PROBLEM REQUIREMENTS →
Only the pictures stay out; every record is to be quoted exactly.

INPUT FOR THIS TASK →
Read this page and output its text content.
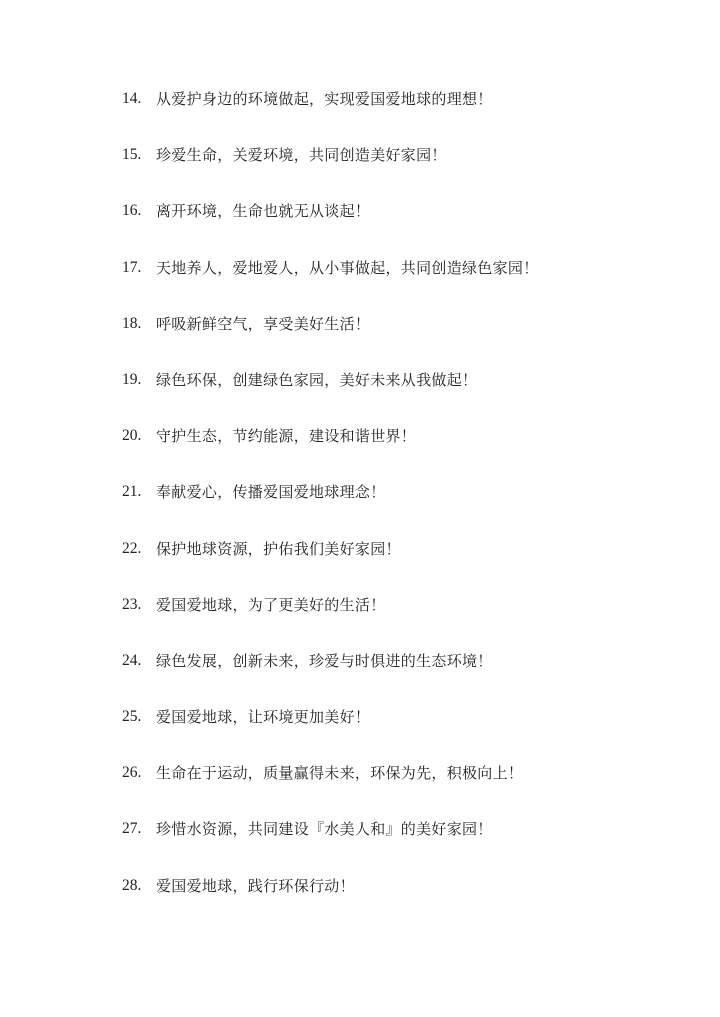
14. 从爱护身边的环境做起，实现爱国爱地球的理想！
15. 珍爱生命，关爱环境，共同创造美好家园！
16. 离开环境，生命也就无从谈起！
17. 天地养人，爱地爱人，从小事做起，共同创造绿色家园！
18. 呼吸新鲜空气，享受美好生活！
19. 绿色环保，创建绿色家园，美好未来从我做起！
20. 守护生态，节约能源，建设和谐世界！
21. 奉献爱心，传播爱国爱地球理念！
22. 保护地球资源，护佑我们美好家园！
23. 爱国爱地球，为了更美好的生活！
24. 绿色发展，创新未来，珍爱与时俱进的生态环境！
25. 爱国爱地球，让环境更加美好！
26. 生命在于运动，质量赢得未来，环保为先，积极向上！
27. 珍惜水资源，共同建设『水美人和』的美好家园！
28. 爱国爱地球，践行环保行动！
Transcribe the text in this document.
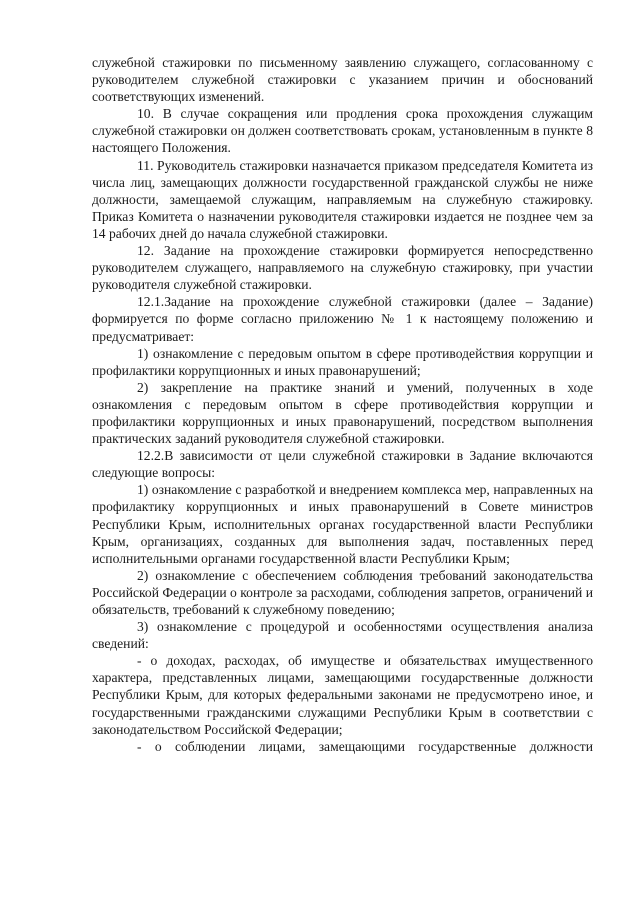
служебной стажировки по письменному заявлению служащего, согласованному с руководителем служебной стажировки с указанием причин и обоснований соответствующих изменений.

10. В случае сокращения или продления срока прохождения служащим служебной стажировки он должен соответствовать срокам, установленным в пункте 8 настоящего Положения.

11. Руководитель стажировки назначается приказом председателя Комитета из числа лиц, замещающих должности государственной гражданской службы не ниже должности, замещаемой служащим, направляемым на служебную стажировку. Приказ Комитета о назначении руководителя стажировки издается не позднее чем за 14 рабочих дней до начала служебной стажировки.

12. Задание на прохождение стажировки формируется непосредственно руководителем служащего, направляемого на служебную стажировку, при участии руководителя служебной стажировки.

12.1.Задание на прохождение служебной стажировки (далее – Задание) формируется по форме согласно приложению № 1 к настоящему положению и предусматривает:

1) ознакомление с передовым опытом в сфере противодействия коррупции и профилактики коррупционных и иных правонарушений;

2) закрепление на практике знаний и умений, полученных в ходе ознакомления с передовым опытом в сфере противодействия коррупции и профилактики коррупционных и иных правонарушений, посредством выполнения практических заданий руководителя служебной стажировки.

12.2.В зависимости от цели служебной стажировки в Задание включаются следующие вопросы:

1) ознакомление с разработкой и внедрением комплекса мер, направленных на профилактику коррупционных и иных правонарушений в Совете министров Республики Крым, исполнительных органах государственной власти Республики Крым, организациях, созданных для выполнения задач, поставленных перед исполнительными органами государственной власти Республики Крым;

2) ознакомление с обеспечением соблюдения требований законодательства Российской Федерации о контроле за расходами, соблюдения запретов, ограничений и обязательств, требований к служебному поведению;

3) ознакомление с процедурой и особенностями осуществления анализа сведений:

- о доходах, расходах, об имуществе и обязательствах имущественного характера, представленных лицами, замещающими государственные должности Республики Крым, для которых федеральными законами не предусмотрено иное, и государственными гражданскими служащими Республики Крым в соответствии с законодательством Российской Федерации;

- о соблюдении лицами, замещающими государственные должности
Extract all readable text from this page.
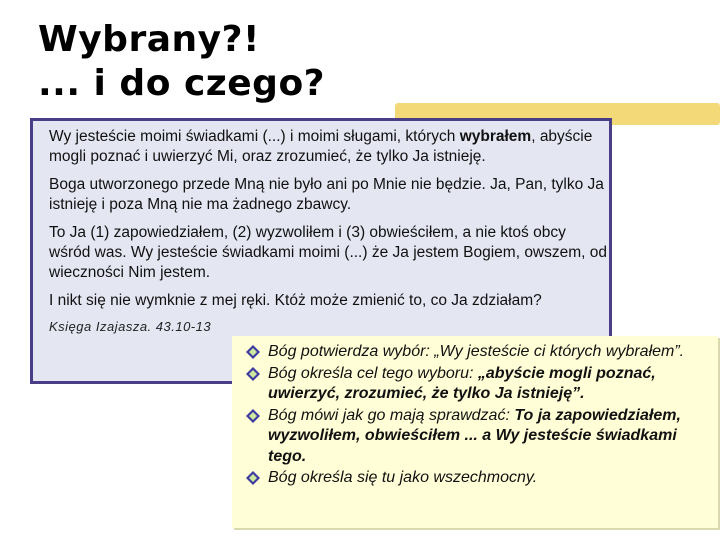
Wybrany?!
... i do czego?

Wy jesteście moimi świadkami (...) i moimi sługami, których wybrałem, abyście mogli poznać i uwierzyć Mi, oraz zrozumieć, że tylko Ja istnieję.

Boga utworzonego przede Mną nie było ani po Mnie nie będzie. Ja, Pan, tylko Ja istnieję i poza Mną nie ma żadnego zbawcy.

To Ja (1) zapowiedziałem, (2) wyzwoliłem i (3) obwieściłem, a nie ktoś obcy wśród was. Wy jesteście świadkami moimi (...) że Ja jestem Bogiem, owszem, od wieczności Nim jestem.

I nikt się nie wymknie z mej ręki. Któż może zmienić to, co Ja zdziałam?

Księga Izajasza. 43.10-13

Bóg potwierdza wybór: „Wy jesteście ci których wybrałem”.
Bóg określa cel tego wyboru: „abyście mogli poznać, uwierzyć, zrozumieć, że tylko Ja istnieję”.
Bóg mówi jak go mają sprawdzać: To ja zapowiedziałem, wyzwoliłem, obwieściłem ... a Wy jesteście świadkami tego.
Bóg określa się tu jako wszechmocny.
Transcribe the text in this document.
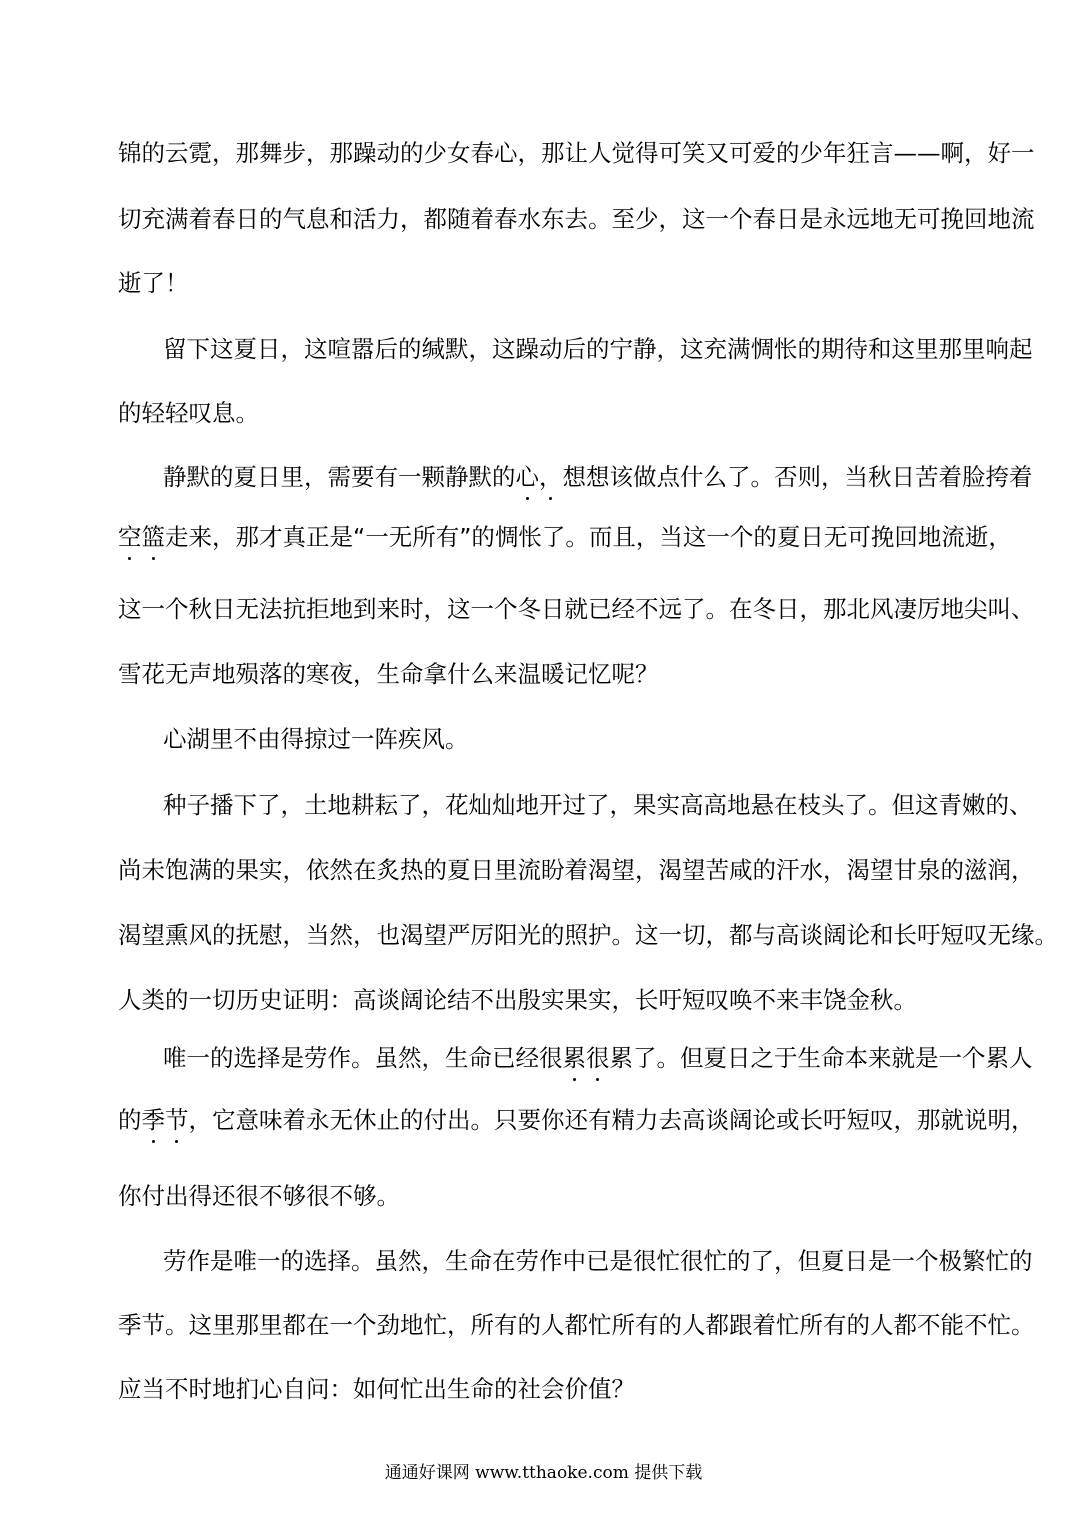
锦的云霓，那舞步，那躁动的少女春心，那让人觉得可笑又可爱的少年狂言——啊，好一
切充满着春日的气息和活力，都随着春水东去。至少，这一个春日是永远地无可挽回地流
逝了！
留下这夏日，这喧嚣后的缄默，这躁动后的宁静，这充满惆怅的期待和这里那里响起
的轻轻叹息。
静默的夏日里，需要有一颗静默的心，想想该做点什么了。否则，当秋日苦着脸挎着
空篮走来，那才真正是“一无所有”的惆怅了。而且，当这一个的夏日无可挽回地流逝，
这一个秋日无法抗拒地到来时，这一个冬日就已经不远了。在冬日，那北风凄厉地尖叫、
雪花无声地殒落的寒夜，生命拿什么来温暖记忆呢？
心湖里不由得掠过一阵疾风。
种子播下了，土地耕耘了，花灿灿地开过了，果实高高地悬在枝头了。但这青嫩的、
尚未饱满的果实，依然在炙热的夏日里流盼着渴望，渴望苦咸的汗水，渴望甘泉的滋润，
渴望熏风的抚慰，当然，也渴望严厉阳光的照护。这一切，都与高谈阔论和长吁短叹无缘。
人类的一切历史证明：高谈阔论结不出殷实果实，长吁短叹唤不来丰饶金秋。
唯一的选择是劳作。虽然，生命已经很累很累了。但夏日之于生命本来就是一个累人
的季节，它意味着永无休止的付出。只要你还有精力去高谈阔论或长吁短叹，那就说明，
你付出得还很不够很不够。
劳作是唯一的选择。虽然，生命在劳作中已是很忙很忙的了，但夏日是一个极繁忙的
季节。这里那里都在一个劲地忙，所有的人都忙所有的人都跟着忙所有的人都不能不忙。
应当不时地扪心自问：如何忙出生命的社会价值？
通通好课网 www.tthaoke.com 提供下载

FINISHED ANSWER →
Read this page and output its text content.
14. 从爱护身边的环境做起，实现爱国爱地球的理想！
15. 珍爱生命，关爱环境，共同创造美好家园！
16. 离开环境，生命也就无从谈起！
17. 天地养人，爱地爱人，从小事做起，共同创造绿色家园！
18. 呼吸新鲜空气，享受美好生活！
19. 绿色环保，创建绿色家园，美好未来从我做起！
20. 守护生态，节约能源，建设和谐世界！
21. 奉献爱心，传播爱国爱地球理念！
22. 保护地球资源，护佑我们美好家园！
23. 爱国爱地球，为了更美好的生活！
24. 绿色发展，创新未来，珍爱与时俱进的生态环境！
25. 爱国爱地球，让环境更加美好！
26. 生命在于运动，质量赢得未来，环保为先，积极向上！
27. 珍惜水资源，共同建设『水美人和』的美好家园！
28. 爱国爱地球，践行环保行动！
Transcribe the text in this document.
служебной стажировки по письменному заявлению служащего, согласованному с руководителем служебной стажировки с указанием причин и обоснований соответствующих изменений.

10. В случае сокращения или продления срока прохождения служащим служебной стажировки он должен соответствовать срокам, установленным в пункте 8 настоящего Положения.

11. Руководитель стажировки назначается приказом председателя Комитета из числа лиц, замещающих должности государственной гражданской службы не ниже должности, замещаемой служащим, направляемым на служебную стажировку. Приказ Комитета о назначении руководителя стажировки издается не позднее чем за 14 рабочих дней до начала служебной стажировки.

12. Задание на прохождение стажировки формируется непосредственно руководителем служащего, направляемого на служебную стажировку, при участии руководителя служебной стажировки.

12.1.Задание на прохождение служебной стажировки (далее – Задание) формируется по форме согласно приложению № 1 к настоящему положению и предусматривает:

1) ознакомление с передовым опытом в сфере противодействия коррупции и профилактики коррупционных и иных правонарушений;

2) закрепление на практике знаний и умений, полученных в ходе ознакомления с передовым опытом в сфере противодействия коррупции и профилактики коррупционных и иных правонарушений, посредством выполнения практических заданий руководителя служебной стажировки.

12.2.В зависимости от цели служебной стажировки в Задание включаются следующие вопросы:

1) ознакомление с разработкой и внедрением комплекса мер, направленных на профилактику коррупционных и иных правонарушений в Совете министров Республики Крым, исполнительных органах государственной власти Республики Крым, организациях, созданных для выполнения задач, поставленных перед исполнительными органами государственной власти Республики Крым;

2) ознакомление с обеспечением соблюдения требований законодательства Российской Федерации о контроле за расходами, соблюдения запретов, ограничений и обязательств, требований к служебному поведению;

3) ознакомление с процедурой и особенностями осуществления анализа сведений:

- о доходах, расходах, об имуществе и обязательствах имущественного характера, представленных лицами, замещающими государственные должности Республики Крым, для которых федеральными законами не предусмотрено иное, и государственными гражданскими служащими Республики Крым в соответствии с законодательством Российской Федерации;

- о соблюдении лицами, замещающими государственные должности
Extract all readable text from this page.
Wybrany?!
... i do czego?

Wy jesteście moimi świadkami (...) i moimi sługami, których wybrałem, abyście mogli poznać i uwierzyć Mi, oraz zrozumieć, że tylko Ja istnieję.

Boga utworzonego przede Mną nie było ani po Mnie nie będzie. Ja, Pan, tylko Ja istnieję i poza Mną nie ma żadnego zbawcy.

To Ja (1) zapowiedziałem, (2) wyzwoliłem i (3) obwieściłem, a nie ktoś obcy wśród was. Wy jesteście świadkami moimi (...) że Ja jestem Bogiem, owszem, od wieczności Nim jestem.

I nikt się nie wymknie z mej ręki. Któż może zmienić to, co Ja zdziałam?

Księga Izajasza. 43.10-13

Bóg potwierdza wybór: „Wy jesteście ci których wybrałem”.
Bóg określa cel tego wyboru: „abyście mogli poznać, uwierzyć, zrozumieć, że tylko Ja istnieję”.
Bóg mówi jak go mają sprawdzać: To ja zapowiedziałem, wyzwoliłem, obwieściłem ... a Wy jesteście świadkami tego.
Bóg określa się tu jako wszechmocny.
Transcribe the text in this document.
锦的云霓，那舞步，那躁动的少女春心，那让人觉得可笑又可爱的少年狂言——啊，好一
切充满着春日的气息和活力，都随着春水东去。至少，这一个春日是永远地无可挽回地流
逝了！
留下这夏日，这喧嚣后的缄默，这躁动后的宁静，这充满惆怅的期待和这里那里响起
的轻轻叹息。
静默的夏日里，需要有一颗静默的心，想想该做点什么了。否则，当秋日苦着脸挎着
空篮走来，那才真正是“一无所有”的惆怅了。而且，当这一个的夏日无可挽回地流逝，
这一个秋日无法抗拒地到来时，这一个冬日就已经不远了。在冬日，那北风凄厉地尖叫、
雪花无声地殒落的寒夜，生命拿什么来温暖记忆呢？
心湖里不由得掠过一阵疾风。
种子播下了，土地耕耘了，花灿灿地开过了，果实高高地悬在枝头了。但这青嫩的、
尚未饱满的果实，依然在炙热的夏日里流盼着渴望，渴望苦咸的汗水，渴望甘泉的滋润，
渴望熏风的抚慰，当然，也渴望严厉阳光的照护。这一切，都与高谈阔论和长吁短叹无缘。
人类的一切历史证明：高谈阔论结不出殷实果实，长吁短叹唤不来丰饶金秋。
唯一的选择是劳作。虽然，生命已经很累很累了。但夏日之于生命本来就是一个累人
的季节，它意味着永无休止的付出。只要你还有精力去高谈阔论或长吁短叹，那就说明，
你付出得还很不够很不够。
劳作是唯一的选择。虽然，生命在劳作中已是很忙很忙的了，但夏日是一个极繁忙的
季节。这里那里都在一个劲地忙，所有的人都忙所有的人都跟着忙所有的人都不能不忙。
应当不时地扪心自问：如何忙出生命的社会价值？
通通好课网 www.tthaoke.com 提供下载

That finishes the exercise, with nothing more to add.